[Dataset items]
■ ■ ■ ■ ■ ■ ■

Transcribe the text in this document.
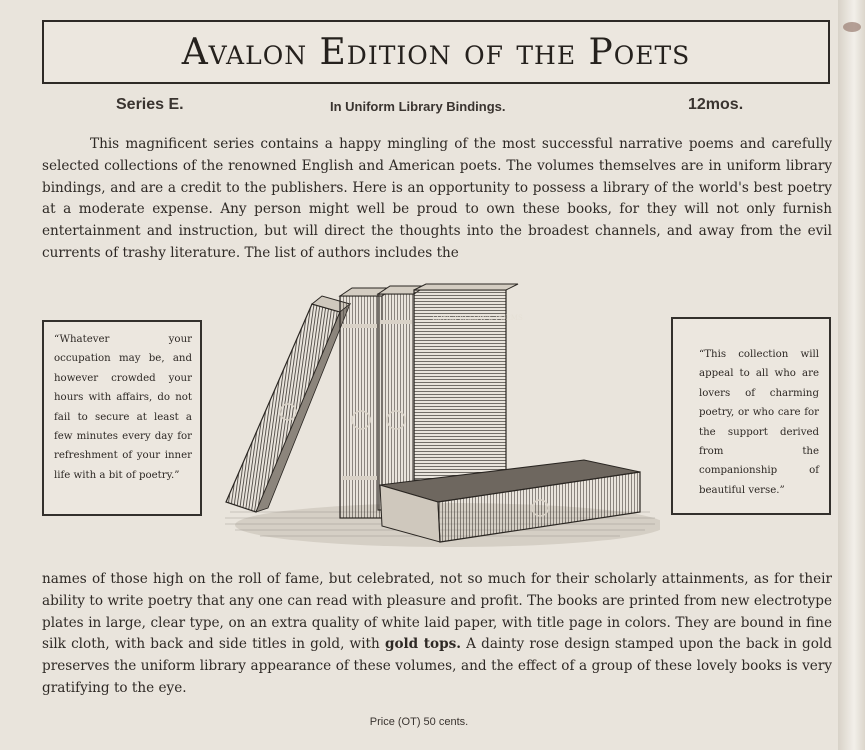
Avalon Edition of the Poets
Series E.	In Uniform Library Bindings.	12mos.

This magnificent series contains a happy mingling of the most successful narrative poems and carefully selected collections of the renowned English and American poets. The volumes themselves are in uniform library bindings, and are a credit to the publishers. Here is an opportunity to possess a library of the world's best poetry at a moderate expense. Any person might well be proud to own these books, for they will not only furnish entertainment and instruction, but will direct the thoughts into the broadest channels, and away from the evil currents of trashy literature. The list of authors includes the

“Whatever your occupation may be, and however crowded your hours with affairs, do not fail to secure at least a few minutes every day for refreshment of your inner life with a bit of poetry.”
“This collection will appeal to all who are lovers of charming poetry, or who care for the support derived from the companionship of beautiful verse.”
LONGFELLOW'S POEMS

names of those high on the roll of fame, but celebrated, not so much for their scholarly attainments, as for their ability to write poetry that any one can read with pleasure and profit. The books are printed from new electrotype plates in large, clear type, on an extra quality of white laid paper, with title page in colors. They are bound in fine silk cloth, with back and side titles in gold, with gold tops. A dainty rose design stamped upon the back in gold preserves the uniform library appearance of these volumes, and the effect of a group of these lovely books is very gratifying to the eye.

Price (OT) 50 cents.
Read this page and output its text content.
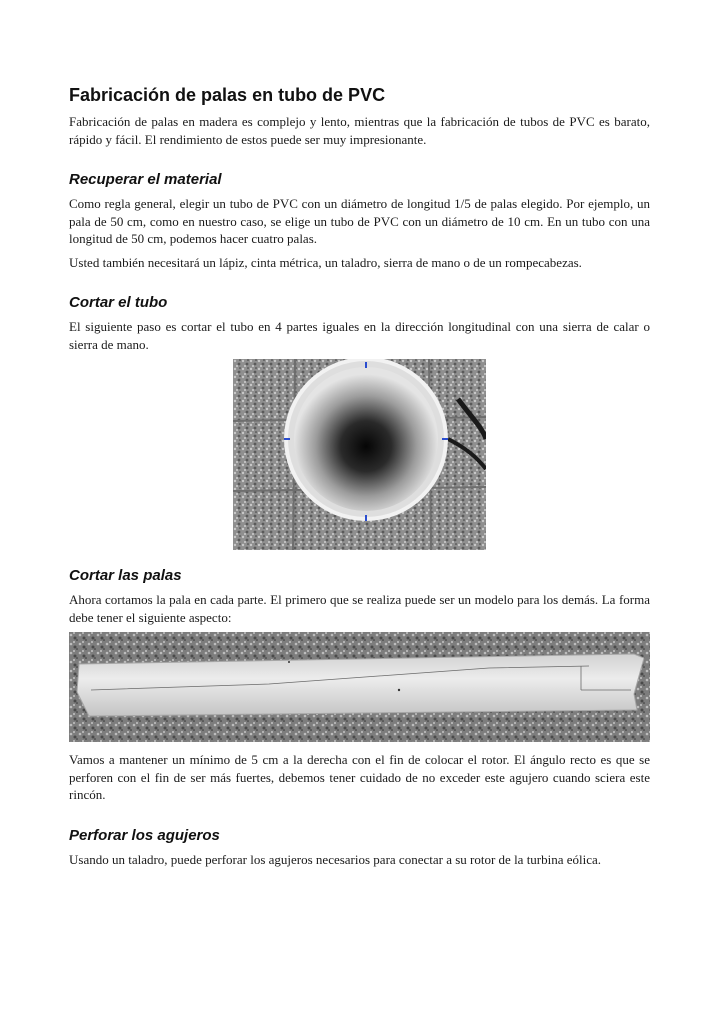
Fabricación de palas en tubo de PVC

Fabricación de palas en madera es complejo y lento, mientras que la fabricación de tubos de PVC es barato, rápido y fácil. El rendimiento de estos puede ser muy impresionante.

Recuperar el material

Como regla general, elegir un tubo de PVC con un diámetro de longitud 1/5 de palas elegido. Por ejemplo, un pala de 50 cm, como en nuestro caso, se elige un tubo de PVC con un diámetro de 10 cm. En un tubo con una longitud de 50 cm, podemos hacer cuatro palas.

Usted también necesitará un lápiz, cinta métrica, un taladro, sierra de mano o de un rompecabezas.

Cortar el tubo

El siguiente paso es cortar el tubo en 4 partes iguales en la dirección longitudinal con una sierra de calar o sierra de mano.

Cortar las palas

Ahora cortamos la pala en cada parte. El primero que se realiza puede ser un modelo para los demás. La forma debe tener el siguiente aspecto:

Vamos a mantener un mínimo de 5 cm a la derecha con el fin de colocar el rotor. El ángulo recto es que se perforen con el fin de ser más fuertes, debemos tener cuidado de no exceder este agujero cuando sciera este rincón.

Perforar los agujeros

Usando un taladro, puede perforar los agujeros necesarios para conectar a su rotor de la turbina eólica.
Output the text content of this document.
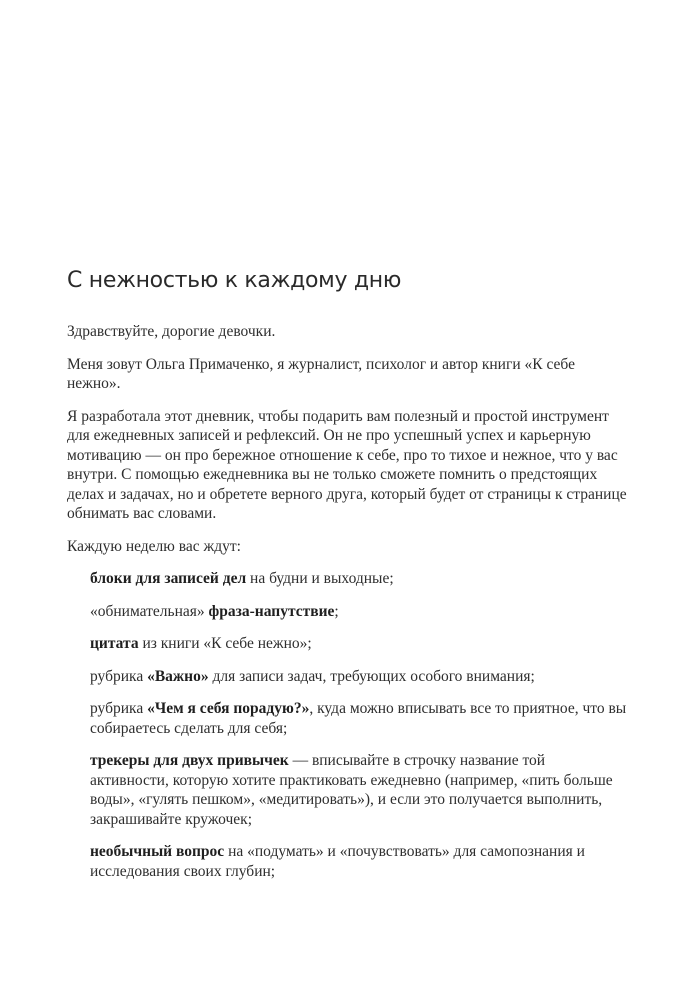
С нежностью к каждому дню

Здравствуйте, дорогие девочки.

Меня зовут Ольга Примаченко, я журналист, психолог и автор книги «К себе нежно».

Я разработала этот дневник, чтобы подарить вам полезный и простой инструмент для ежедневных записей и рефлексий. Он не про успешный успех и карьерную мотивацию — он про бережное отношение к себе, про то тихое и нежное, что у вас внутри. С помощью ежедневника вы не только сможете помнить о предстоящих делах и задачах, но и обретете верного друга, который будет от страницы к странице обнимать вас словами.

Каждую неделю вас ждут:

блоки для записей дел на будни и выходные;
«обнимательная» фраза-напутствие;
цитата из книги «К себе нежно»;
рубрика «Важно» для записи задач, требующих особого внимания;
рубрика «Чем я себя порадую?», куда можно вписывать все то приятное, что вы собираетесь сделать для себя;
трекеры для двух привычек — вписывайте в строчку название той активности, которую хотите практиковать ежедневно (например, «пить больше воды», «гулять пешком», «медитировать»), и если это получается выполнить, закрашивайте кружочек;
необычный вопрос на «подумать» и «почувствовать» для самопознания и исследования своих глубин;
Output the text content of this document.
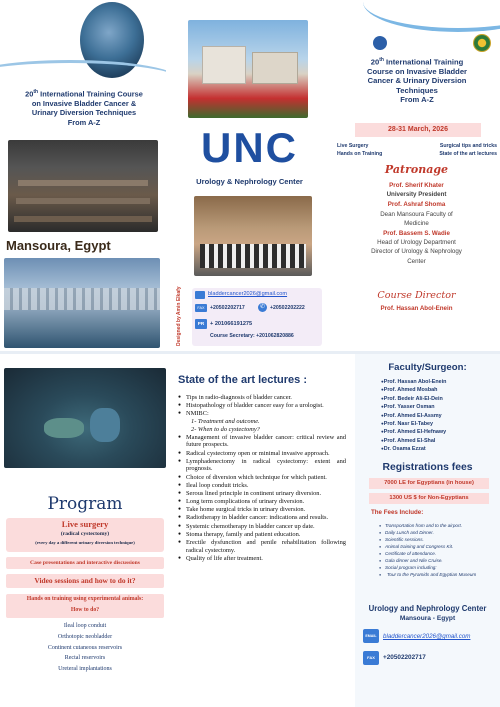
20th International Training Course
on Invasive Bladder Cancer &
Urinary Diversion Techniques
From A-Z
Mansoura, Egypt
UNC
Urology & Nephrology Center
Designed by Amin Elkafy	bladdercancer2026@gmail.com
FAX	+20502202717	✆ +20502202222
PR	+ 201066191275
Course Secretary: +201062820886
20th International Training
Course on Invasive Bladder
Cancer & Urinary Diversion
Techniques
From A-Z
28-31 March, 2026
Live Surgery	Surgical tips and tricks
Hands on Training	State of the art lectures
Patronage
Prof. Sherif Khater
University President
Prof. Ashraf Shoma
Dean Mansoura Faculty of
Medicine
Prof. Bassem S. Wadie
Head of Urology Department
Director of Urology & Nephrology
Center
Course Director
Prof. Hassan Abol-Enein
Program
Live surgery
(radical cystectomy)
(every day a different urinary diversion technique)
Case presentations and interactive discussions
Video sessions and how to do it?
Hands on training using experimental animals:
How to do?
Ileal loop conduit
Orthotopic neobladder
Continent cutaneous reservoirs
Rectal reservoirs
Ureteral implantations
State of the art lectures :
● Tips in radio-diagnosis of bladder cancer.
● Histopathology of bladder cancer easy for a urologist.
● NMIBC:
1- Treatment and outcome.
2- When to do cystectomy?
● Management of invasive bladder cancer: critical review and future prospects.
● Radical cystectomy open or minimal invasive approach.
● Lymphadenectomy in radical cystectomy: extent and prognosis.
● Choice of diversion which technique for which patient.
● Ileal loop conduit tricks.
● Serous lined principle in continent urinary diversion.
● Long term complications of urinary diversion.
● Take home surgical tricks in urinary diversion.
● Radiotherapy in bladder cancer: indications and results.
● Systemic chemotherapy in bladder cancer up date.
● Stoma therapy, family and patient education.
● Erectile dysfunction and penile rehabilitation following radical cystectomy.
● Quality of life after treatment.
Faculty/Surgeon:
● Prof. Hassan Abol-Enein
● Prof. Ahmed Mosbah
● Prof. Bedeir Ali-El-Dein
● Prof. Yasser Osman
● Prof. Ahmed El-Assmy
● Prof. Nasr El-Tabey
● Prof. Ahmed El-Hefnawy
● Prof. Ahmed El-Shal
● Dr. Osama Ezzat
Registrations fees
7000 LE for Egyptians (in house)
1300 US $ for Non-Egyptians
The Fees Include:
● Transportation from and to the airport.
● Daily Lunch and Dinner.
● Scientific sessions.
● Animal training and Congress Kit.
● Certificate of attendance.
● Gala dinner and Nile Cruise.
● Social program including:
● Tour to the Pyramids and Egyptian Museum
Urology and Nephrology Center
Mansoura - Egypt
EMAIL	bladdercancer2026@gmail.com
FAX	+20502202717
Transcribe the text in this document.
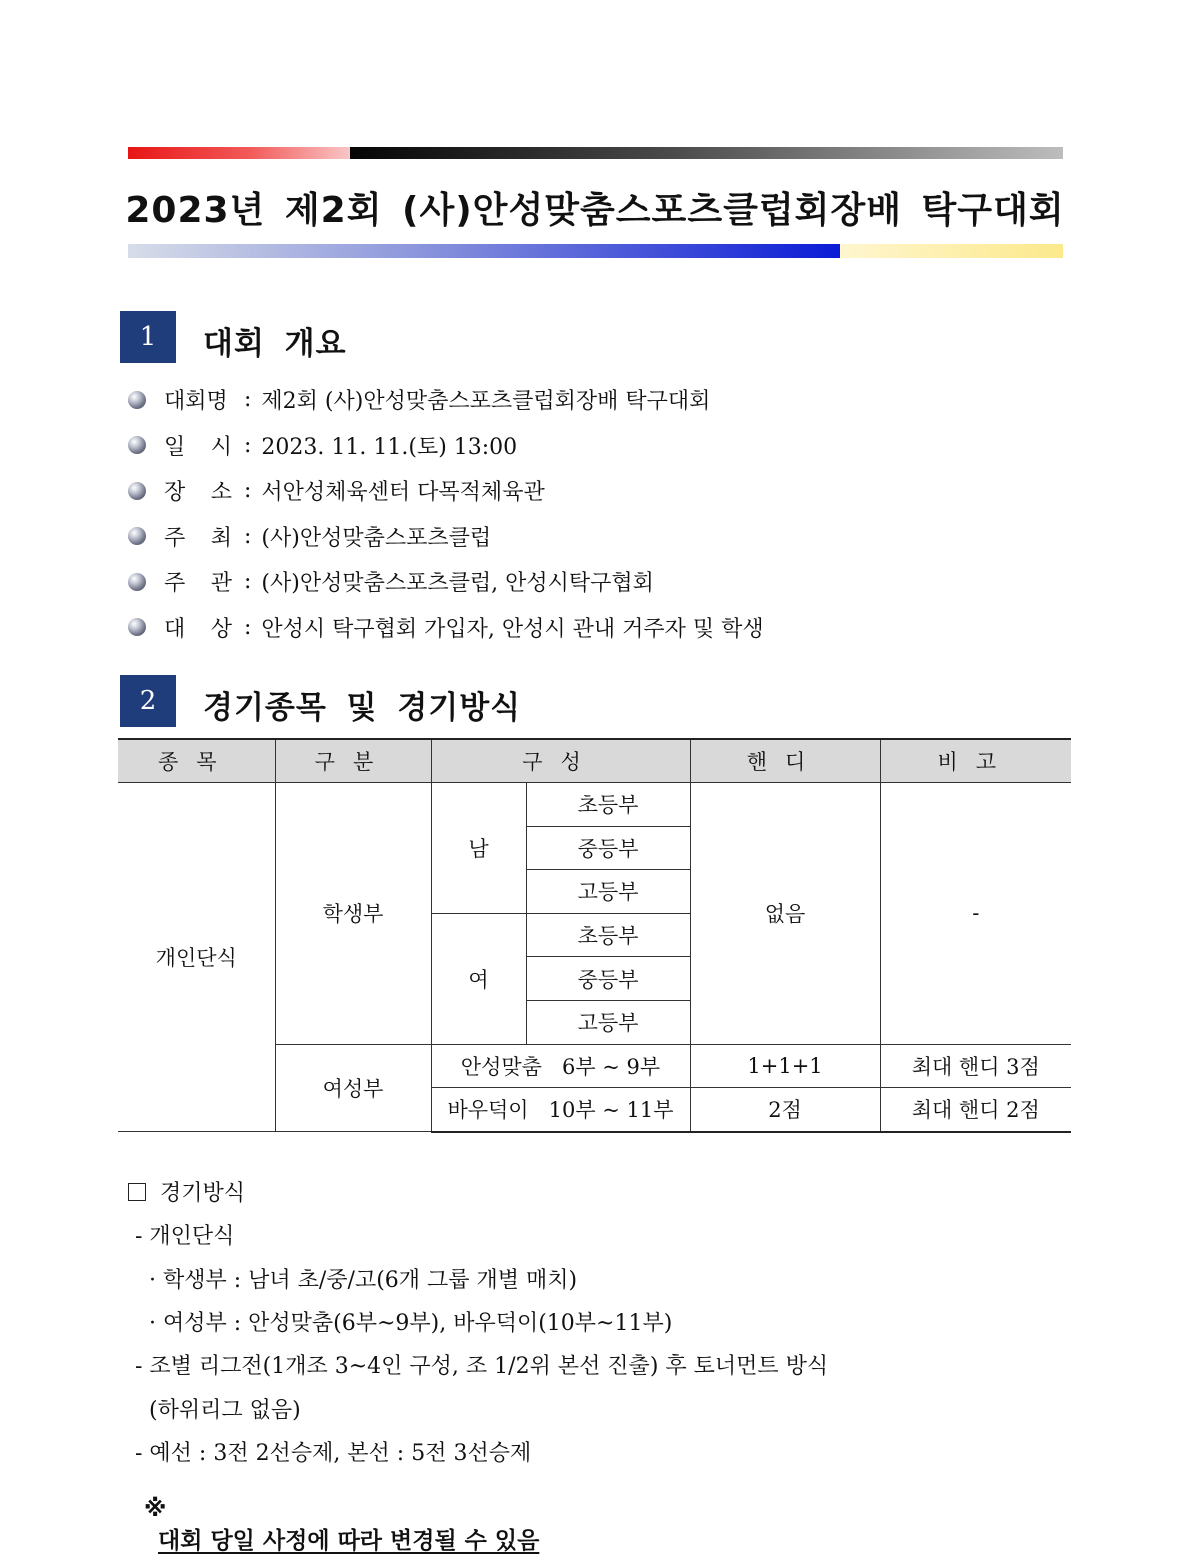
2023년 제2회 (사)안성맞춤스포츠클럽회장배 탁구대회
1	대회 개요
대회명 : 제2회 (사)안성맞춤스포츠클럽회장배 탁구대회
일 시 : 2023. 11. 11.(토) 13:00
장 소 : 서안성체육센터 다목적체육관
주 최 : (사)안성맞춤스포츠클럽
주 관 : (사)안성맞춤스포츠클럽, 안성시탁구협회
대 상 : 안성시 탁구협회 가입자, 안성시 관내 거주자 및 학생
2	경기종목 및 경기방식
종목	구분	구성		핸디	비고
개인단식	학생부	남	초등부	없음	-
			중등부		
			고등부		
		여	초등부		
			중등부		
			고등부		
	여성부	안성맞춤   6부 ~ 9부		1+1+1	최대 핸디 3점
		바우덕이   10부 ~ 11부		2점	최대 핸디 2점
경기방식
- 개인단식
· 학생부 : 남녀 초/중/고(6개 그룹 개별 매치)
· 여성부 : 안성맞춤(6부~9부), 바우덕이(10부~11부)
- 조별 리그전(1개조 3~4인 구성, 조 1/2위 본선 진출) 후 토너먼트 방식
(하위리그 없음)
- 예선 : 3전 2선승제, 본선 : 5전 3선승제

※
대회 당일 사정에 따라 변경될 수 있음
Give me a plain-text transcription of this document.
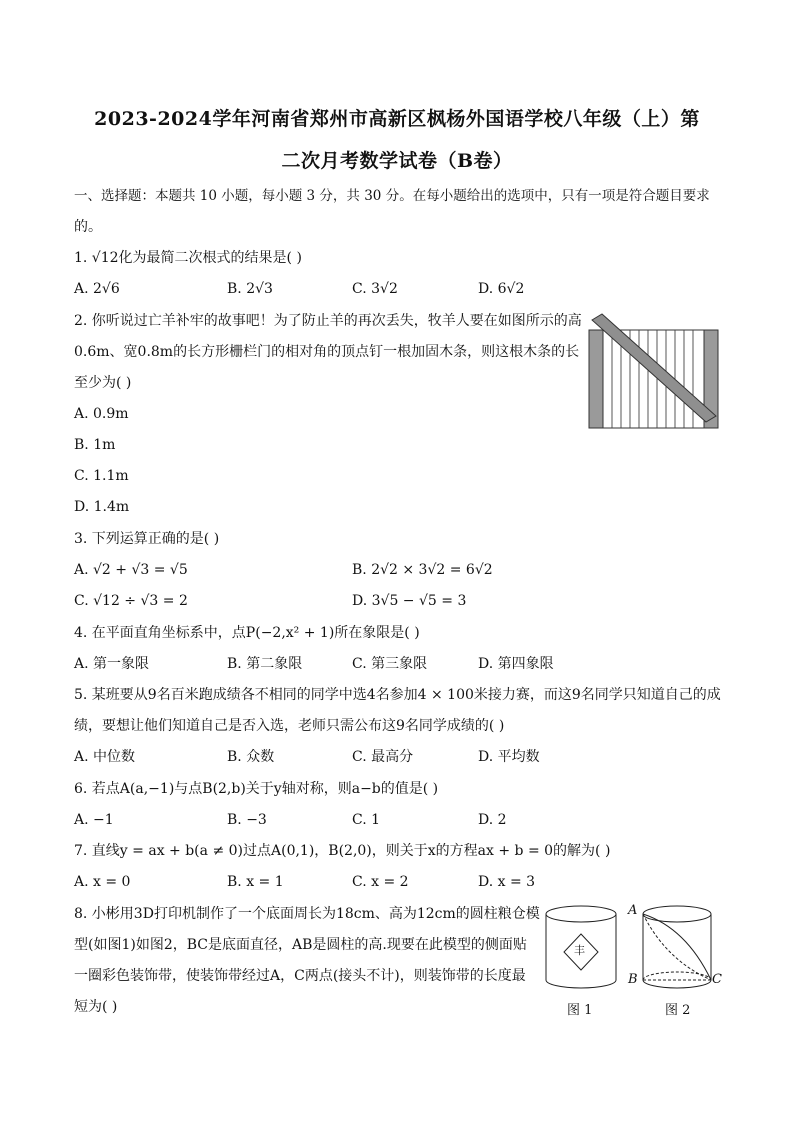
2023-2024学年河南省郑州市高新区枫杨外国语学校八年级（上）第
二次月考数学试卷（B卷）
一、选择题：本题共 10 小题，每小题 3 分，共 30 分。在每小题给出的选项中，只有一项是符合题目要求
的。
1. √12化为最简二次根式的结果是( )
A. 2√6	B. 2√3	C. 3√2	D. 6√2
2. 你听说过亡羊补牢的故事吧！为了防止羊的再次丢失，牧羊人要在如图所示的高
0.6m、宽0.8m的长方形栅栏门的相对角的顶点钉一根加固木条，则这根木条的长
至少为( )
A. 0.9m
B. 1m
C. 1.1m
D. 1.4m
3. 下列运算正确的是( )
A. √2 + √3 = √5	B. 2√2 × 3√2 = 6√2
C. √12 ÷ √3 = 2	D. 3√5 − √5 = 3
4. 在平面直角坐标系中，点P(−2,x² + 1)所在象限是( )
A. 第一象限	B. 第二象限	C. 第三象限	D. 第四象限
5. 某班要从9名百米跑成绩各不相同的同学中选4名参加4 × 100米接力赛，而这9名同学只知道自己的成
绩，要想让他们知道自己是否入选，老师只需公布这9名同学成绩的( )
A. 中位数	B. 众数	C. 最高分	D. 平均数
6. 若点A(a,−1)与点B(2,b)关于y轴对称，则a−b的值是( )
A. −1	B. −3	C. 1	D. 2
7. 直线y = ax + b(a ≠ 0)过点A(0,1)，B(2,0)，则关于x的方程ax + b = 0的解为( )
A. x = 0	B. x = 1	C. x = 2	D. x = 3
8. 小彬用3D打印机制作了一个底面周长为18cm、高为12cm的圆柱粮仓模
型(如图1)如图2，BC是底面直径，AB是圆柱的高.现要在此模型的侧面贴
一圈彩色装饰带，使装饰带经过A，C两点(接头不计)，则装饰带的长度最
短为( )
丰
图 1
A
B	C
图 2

■ ■ ■ ■ ■ ■ ■

* [YOUR INSTRUCTIONS] Copy every line of the records above that holds the word "conduit".

* [EXERCISE RESULT]
Ileal loop conduit
● Ileal loop conduit tricks.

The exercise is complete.